Pull every line containing "with" out of the material below.

The data ->
########################################

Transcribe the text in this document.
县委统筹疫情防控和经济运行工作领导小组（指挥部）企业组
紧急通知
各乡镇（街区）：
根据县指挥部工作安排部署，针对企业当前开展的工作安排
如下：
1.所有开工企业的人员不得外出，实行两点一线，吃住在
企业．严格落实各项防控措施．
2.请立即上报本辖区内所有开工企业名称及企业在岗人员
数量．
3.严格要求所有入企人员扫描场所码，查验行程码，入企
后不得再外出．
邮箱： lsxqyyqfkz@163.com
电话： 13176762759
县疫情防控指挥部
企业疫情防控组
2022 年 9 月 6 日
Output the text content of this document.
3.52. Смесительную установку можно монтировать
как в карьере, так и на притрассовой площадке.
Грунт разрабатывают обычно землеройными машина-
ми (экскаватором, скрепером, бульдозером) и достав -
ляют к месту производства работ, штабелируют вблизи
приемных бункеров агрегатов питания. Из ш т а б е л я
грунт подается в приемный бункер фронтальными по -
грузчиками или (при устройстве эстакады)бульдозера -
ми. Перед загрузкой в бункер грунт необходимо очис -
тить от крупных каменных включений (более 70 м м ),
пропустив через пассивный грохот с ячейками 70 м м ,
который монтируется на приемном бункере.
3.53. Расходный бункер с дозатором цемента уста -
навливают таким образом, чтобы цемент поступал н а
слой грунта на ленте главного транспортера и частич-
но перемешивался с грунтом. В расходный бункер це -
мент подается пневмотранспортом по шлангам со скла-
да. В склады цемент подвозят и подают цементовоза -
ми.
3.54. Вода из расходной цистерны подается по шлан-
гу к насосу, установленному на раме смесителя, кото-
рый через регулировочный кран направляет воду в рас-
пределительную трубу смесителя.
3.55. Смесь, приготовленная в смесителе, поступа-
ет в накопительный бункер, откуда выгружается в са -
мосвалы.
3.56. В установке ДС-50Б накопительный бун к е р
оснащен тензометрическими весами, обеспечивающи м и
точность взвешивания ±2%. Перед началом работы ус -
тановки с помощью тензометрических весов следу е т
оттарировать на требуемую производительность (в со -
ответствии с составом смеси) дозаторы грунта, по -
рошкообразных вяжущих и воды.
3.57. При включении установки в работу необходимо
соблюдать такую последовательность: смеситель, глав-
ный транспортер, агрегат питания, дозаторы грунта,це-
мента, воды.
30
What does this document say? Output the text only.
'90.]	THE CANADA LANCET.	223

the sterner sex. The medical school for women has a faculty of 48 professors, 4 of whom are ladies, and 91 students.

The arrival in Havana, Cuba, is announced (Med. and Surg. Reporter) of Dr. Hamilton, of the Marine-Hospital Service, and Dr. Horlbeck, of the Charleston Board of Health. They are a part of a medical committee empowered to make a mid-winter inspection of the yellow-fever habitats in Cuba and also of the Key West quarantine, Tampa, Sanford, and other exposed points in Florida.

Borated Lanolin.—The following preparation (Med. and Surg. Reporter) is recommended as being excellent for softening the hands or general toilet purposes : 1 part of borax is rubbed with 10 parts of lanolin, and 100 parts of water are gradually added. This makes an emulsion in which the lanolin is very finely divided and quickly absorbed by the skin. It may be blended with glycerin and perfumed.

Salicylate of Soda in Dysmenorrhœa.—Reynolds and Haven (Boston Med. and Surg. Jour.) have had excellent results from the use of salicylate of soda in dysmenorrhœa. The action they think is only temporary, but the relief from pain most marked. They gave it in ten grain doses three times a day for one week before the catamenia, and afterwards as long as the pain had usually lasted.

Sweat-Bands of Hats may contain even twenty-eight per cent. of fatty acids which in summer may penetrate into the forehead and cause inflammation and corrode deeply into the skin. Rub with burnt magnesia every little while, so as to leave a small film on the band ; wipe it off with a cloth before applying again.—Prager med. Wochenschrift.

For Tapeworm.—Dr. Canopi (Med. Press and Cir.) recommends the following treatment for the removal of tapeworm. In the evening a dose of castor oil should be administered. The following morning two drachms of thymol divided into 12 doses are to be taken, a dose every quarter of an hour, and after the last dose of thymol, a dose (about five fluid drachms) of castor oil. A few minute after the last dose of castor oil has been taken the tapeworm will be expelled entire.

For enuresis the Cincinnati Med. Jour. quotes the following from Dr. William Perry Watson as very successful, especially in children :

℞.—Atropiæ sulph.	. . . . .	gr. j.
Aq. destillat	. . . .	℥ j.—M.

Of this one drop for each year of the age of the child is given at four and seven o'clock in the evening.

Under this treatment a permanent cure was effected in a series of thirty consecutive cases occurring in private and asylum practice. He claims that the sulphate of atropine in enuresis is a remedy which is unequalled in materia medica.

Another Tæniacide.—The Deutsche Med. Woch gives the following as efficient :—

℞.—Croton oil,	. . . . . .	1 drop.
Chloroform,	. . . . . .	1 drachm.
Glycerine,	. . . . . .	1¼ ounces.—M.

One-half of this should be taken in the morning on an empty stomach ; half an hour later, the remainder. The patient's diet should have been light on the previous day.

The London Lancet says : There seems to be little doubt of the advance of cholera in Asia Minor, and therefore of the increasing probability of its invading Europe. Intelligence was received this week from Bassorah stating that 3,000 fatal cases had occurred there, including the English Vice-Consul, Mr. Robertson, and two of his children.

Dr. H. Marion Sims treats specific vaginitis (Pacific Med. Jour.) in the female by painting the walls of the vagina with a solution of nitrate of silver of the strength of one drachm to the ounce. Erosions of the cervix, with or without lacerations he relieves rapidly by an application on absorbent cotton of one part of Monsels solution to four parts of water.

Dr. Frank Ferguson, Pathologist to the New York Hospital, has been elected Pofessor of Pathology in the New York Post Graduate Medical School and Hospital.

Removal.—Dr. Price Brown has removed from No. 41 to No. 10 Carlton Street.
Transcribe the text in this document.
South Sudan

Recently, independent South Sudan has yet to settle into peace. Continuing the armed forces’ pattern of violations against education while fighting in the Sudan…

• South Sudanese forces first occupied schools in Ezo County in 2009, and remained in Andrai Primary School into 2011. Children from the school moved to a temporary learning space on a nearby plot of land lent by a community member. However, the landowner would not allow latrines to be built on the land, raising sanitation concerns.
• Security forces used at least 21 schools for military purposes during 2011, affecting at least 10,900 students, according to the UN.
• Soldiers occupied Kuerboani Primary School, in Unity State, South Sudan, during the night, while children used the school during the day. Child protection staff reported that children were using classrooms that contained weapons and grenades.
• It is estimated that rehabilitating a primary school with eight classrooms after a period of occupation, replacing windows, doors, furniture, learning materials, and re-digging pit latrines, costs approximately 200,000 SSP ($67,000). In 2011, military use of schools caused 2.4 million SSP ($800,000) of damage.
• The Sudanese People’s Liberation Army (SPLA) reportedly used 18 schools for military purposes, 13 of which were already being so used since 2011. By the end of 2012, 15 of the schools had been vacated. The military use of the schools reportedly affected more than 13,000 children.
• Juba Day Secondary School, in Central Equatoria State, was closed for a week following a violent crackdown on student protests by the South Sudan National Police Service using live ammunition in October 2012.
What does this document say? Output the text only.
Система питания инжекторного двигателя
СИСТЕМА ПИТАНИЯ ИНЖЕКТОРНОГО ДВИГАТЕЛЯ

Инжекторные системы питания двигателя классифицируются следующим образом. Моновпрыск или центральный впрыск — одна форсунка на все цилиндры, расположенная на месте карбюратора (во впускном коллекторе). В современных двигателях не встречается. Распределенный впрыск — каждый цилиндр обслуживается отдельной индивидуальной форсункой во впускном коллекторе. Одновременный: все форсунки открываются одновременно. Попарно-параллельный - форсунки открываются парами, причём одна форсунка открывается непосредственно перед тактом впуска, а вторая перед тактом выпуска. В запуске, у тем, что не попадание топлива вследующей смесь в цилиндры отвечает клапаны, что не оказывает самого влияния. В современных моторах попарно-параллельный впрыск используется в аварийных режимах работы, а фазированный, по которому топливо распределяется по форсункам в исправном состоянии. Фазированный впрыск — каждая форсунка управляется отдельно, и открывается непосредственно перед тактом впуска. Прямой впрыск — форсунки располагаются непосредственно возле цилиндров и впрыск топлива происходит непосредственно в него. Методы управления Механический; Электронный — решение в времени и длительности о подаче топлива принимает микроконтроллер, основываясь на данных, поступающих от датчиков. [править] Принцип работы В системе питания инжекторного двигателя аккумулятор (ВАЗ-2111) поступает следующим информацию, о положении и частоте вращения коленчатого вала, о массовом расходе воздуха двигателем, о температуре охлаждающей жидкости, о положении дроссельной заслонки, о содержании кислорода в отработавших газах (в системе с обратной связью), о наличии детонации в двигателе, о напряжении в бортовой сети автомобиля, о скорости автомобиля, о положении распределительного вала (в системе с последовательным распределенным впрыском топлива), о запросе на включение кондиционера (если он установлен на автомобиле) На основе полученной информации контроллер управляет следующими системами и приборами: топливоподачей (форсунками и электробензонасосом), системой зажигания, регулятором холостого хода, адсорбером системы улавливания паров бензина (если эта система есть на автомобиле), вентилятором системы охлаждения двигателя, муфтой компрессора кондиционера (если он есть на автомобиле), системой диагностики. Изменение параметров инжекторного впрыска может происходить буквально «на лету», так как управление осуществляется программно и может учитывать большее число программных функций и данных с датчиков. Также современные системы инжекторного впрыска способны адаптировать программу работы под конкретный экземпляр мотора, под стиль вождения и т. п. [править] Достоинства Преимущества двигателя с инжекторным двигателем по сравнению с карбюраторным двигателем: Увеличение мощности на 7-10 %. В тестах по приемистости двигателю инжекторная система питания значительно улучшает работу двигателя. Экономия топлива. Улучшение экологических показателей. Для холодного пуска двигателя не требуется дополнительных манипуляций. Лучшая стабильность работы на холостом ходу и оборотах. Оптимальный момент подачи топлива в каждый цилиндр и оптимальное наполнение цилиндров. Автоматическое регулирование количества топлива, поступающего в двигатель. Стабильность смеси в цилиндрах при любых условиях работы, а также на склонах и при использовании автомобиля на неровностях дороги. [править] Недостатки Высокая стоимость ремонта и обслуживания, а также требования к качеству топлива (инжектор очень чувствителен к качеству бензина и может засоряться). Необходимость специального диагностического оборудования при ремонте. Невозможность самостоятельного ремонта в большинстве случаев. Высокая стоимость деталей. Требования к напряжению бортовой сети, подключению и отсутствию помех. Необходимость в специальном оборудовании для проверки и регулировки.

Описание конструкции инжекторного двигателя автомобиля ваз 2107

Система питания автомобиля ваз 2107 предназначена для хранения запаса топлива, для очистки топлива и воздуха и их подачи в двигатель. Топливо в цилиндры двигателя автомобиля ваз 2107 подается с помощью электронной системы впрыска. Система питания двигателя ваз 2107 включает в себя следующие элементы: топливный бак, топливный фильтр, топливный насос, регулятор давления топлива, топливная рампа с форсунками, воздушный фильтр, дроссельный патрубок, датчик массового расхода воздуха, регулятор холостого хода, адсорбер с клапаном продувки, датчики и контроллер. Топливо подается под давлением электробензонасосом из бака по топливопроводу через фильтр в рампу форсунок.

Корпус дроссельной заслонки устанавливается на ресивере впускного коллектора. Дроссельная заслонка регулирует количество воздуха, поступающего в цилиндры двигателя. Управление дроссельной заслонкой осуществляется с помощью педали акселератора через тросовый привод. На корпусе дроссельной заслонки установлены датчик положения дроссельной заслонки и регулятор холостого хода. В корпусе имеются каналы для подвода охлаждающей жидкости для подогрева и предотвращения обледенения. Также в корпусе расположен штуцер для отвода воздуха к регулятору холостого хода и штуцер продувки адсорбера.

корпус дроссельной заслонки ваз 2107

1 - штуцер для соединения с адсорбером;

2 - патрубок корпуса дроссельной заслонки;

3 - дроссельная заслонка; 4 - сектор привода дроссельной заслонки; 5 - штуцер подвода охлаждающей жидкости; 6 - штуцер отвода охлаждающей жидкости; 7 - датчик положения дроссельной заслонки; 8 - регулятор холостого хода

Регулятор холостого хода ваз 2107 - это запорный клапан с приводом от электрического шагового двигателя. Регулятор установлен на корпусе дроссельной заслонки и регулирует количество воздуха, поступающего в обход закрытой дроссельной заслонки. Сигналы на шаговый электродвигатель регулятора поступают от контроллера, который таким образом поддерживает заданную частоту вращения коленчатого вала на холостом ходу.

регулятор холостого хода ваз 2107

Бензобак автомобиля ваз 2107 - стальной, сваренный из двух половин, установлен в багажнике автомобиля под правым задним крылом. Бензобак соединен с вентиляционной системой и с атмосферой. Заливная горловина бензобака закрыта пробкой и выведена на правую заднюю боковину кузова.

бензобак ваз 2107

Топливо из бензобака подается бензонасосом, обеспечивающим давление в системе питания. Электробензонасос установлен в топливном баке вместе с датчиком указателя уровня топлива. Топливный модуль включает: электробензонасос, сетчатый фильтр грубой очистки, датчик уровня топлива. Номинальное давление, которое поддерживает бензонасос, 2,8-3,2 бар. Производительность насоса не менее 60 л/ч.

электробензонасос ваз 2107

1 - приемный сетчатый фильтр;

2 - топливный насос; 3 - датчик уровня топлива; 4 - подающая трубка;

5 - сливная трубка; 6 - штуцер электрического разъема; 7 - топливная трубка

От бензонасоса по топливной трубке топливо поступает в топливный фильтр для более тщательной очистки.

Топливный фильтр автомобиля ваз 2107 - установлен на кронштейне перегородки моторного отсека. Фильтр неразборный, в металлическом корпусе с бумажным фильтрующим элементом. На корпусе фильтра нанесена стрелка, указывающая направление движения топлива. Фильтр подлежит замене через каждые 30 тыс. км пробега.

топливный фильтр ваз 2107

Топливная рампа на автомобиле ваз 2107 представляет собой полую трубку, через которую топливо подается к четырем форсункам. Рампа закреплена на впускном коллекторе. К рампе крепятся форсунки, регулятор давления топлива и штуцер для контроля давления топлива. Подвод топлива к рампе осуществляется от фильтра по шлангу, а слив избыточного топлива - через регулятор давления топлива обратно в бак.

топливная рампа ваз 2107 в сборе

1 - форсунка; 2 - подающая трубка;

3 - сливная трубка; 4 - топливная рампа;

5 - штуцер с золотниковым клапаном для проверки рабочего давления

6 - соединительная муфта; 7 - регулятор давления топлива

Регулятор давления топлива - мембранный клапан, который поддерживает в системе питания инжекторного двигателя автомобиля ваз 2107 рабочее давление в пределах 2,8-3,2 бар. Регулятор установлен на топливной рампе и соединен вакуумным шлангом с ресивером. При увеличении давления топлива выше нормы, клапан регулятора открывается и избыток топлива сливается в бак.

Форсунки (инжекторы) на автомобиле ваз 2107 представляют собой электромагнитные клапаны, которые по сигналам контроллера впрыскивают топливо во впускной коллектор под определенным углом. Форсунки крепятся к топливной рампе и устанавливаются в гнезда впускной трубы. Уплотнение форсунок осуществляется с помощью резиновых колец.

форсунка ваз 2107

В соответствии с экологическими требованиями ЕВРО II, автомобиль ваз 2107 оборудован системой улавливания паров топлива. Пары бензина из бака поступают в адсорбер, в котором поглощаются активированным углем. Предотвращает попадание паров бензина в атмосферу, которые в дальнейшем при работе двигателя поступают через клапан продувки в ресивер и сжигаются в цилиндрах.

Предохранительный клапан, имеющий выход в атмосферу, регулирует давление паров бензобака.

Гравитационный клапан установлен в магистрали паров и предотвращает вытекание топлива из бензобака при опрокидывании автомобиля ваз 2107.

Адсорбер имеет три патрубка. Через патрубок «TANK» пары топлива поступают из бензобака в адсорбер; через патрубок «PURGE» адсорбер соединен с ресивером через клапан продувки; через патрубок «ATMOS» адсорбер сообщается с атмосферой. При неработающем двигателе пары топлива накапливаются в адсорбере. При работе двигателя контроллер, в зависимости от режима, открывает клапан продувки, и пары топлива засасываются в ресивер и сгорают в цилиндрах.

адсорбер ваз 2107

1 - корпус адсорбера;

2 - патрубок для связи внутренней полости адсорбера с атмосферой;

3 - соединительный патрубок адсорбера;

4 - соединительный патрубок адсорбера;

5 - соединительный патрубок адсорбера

########################################

Output for this exercise ->
Borated Lanolin.—The following preparation (Med. and Surg. Reporter) is recommended as being excellent for softening the hands or general toilet purposes : 1 part of borax is rubbed with 10 parts of lanolin, and 100 parts of water are gradually added. This makes an emulsion in which the lanolin is very finely divided and quickly absorbed by the skin. It may be blended with glycerin and perfumed.
Sweat-Bands of Hats may contain even twenty-eight per cent. of fatty acids which in summer may penetrate into the forehead and cause inflammation and corrode deeply into the skin. Rub with burnt magnesia every little while, so as to leave a small film on the band ; wipe it off with a cloth before applying again.—Prager med. Wochenschrift.
Dr. H. Marion Sims treats specific vaginitis (Pacific Med. Jour.) in the female by painting the walls of the vagina with a solution of nitrate of silver of the strength of one drachm to the ounce. Erosions of the cervix, with or without lacerations he relieves rapidly by an application on absorbent cotton of one part of Monsels solution to four parts of water.
• It is estimated that rehabilitating a primary school with eight classrooms after a period of occupation, replacing windows, doors, furniture, learning materials, and re-digging pit latrines, costs approximately 200,000 SSP ($67,000). In 2011, military use of schools caused 2.4 million SSP ($800,000) of damage.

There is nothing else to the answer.